Given task: Copy out only the span from the line with "Transcribe this image's" to the end of the data, both ends kept, word for word.

◇ ◇ ◇ ◇ ◇ ◇ ◇

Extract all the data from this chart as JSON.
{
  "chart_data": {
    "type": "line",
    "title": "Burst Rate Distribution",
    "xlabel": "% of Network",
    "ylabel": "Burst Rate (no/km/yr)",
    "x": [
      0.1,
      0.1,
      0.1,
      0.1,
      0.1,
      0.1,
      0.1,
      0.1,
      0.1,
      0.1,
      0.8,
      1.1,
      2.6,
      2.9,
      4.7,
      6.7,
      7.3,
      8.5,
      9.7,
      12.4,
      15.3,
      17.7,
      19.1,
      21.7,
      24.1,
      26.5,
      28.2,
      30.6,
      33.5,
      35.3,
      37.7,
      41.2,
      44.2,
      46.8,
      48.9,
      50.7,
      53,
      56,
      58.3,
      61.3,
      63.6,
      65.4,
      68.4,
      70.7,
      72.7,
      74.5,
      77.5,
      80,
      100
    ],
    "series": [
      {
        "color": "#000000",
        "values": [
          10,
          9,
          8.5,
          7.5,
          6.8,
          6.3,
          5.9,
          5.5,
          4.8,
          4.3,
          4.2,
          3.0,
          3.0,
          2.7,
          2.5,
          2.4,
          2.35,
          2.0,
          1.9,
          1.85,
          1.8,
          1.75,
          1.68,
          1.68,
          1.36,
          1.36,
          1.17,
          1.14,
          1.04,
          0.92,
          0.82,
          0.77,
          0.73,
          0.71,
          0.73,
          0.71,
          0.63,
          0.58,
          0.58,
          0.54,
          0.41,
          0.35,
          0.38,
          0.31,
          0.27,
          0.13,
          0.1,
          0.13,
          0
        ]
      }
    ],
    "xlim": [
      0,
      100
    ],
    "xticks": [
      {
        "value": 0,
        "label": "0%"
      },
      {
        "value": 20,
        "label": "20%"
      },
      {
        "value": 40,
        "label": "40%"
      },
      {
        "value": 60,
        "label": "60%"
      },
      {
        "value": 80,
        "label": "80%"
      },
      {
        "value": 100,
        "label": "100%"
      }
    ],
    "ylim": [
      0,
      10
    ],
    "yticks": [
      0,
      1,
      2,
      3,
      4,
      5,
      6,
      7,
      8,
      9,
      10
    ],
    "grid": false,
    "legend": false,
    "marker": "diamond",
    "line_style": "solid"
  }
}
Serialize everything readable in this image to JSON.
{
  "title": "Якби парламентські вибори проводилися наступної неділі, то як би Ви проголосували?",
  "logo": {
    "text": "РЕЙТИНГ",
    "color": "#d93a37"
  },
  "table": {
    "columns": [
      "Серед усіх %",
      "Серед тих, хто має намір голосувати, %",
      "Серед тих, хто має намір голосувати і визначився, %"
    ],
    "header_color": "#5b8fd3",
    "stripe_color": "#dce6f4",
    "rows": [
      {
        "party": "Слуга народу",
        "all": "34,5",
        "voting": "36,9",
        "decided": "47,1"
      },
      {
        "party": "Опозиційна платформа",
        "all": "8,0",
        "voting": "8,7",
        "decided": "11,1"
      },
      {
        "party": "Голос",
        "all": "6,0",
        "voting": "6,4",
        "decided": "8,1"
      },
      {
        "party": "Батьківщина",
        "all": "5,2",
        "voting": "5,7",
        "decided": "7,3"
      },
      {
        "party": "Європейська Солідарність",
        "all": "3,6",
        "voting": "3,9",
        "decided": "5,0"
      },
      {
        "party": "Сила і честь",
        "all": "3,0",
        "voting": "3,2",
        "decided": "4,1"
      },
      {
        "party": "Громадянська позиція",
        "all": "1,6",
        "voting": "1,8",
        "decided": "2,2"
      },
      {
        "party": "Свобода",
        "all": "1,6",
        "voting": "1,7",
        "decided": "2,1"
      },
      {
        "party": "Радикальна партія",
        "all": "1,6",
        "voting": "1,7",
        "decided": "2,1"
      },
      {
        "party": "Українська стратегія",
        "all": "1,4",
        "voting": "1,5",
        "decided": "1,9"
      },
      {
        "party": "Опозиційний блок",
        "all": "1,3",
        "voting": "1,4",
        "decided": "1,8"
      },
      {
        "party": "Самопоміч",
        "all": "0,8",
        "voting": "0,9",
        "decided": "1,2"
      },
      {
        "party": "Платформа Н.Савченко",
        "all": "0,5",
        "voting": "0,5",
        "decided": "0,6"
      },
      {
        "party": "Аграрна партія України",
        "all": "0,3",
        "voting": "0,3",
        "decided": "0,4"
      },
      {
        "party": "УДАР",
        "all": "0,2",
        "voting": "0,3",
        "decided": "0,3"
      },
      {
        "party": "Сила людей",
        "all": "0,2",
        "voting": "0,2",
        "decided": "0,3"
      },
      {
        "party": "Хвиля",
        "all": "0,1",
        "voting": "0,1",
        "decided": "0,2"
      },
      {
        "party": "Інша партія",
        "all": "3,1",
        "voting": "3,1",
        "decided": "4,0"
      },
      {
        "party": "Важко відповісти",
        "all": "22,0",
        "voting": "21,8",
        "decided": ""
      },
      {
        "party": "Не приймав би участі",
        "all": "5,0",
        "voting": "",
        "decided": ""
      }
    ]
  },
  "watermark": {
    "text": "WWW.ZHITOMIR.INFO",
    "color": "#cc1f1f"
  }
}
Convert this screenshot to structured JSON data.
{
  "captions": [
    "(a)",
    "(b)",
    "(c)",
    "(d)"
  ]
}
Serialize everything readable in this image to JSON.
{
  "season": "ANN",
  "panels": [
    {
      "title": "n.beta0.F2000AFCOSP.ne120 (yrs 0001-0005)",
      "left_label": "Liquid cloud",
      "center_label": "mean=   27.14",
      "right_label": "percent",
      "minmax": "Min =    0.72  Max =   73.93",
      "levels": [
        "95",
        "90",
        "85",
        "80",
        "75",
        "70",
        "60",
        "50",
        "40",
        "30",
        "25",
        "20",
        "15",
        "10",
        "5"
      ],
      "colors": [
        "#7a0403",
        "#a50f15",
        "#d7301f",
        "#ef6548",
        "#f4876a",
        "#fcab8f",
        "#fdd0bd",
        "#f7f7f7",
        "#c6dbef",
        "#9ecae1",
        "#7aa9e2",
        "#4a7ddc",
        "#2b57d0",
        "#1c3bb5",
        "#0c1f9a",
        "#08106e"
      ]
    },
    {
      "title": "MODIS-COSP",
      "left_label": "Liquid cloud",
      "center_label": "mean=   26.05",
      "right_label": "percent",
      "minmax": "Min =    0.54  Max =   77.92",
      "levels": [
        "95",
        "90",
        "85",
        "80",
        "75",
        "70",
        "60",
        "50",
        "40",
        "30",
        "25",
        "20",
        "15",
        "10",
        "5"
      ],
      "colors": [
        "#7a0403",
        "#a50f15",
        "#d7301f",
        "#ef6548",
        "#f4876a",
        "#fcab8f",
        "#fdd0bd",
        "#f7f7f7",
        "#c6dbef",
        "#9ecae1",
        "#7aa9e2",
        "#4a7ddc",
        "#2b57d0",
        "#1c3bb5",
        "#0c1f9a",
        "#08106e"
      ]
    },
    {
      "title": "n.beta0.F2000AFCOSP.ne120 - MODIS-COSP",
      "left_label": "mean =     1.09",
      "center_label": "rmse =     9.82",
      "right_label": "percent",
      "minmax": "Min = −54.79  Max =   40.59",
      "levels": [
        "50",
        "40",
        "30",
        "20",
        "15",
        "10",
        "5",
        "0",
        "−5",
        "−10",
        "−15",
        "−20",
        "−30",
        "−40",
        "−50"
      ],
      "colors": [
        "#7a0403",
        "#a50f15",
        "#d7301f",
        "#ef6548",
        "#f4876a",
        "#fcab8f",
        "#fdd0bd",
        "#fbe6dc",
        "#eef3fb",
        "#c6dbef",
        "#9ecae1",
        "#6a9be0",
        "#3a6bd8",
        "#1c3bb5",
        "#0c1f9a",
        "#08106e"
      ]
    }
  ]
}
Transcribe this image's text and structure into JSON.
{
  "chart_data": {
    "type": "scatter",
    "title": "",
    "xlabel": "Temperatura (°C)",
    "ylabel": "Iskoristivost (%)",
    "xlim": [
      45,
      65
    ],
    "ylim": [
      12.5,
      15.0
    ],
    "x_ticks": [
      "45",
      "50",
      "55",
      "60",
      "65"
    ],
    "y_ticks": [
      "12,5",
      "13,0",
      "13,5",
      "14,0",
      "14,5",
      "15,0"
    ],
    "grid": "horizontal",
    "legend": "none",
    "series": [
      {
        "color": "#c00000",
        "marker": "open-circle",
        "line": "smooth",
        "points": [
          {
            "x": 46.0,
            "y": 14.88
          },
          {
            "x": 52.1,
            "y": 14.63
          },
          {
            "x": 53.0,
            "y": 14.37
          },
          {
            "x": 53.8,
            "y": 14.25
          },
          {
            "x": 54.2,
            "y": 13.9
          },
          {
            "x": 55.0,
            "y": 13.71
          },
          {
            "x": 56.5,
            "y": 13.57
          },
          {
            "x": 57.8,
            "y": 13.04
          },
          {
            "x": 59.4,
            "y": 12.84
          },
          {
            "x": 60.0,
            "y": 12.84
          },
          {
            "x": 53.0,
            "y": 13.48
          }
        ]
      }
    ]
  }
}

◇ ◇ ◇ ◇ ◇ ◇ ◇

Output of the task:
Transcribe this image's text and structure into JSON.
{
  "chart_data": {
    "type": "scatter",
    "title": "",
    "xlabel": "Temperatura (°C)",
    "ylabel": "Iskoristivost (%)",
    "xlim": [
      45,
      65
    ],
    "ylim": [
      12.5,
      15.0
    ],
    "x_ticks": [
      "45",
      "50",
      "55",
      "60",
      "65"
    ],
    "y_ticks": [
      "12,5",
      "13,0",
      "13,5",
      "14,0",
      "14,5",
      "15,0"
    ],
    "grid": "horizontal",
    "legend": "none",
    "series": [
      {
        "color": "#c00000",
        "marker": "open-circle",
        "line": "smooth",
        "points": [
          {
            "x": 46.0,
            "y": 14.88
          },
          {
            "x": 52.1,
            "y": 14.63
          },
          {
            "x": 53.0,
            "y": 14.37
          },
          {
            "x": 53.8,
            "y": 14.25
          },
          {
            "x": 54.2,
            "y": 13.9
          },
          {
            "x": 55.0,
            "y": 13.71
          },
          {
            "x": 56.5,
            "y": 13.57
          },
          {
            "x": 57.8,
            "y": 13.04
          },
          {
            "x": 59.4,
            "y": 12.84
          },
          {
            "x": 60.0,
            "y": 12.84
          },
          {
            "x": 53.0,
            "y": 13.48
          }
        ]
      }
    ]
  }
}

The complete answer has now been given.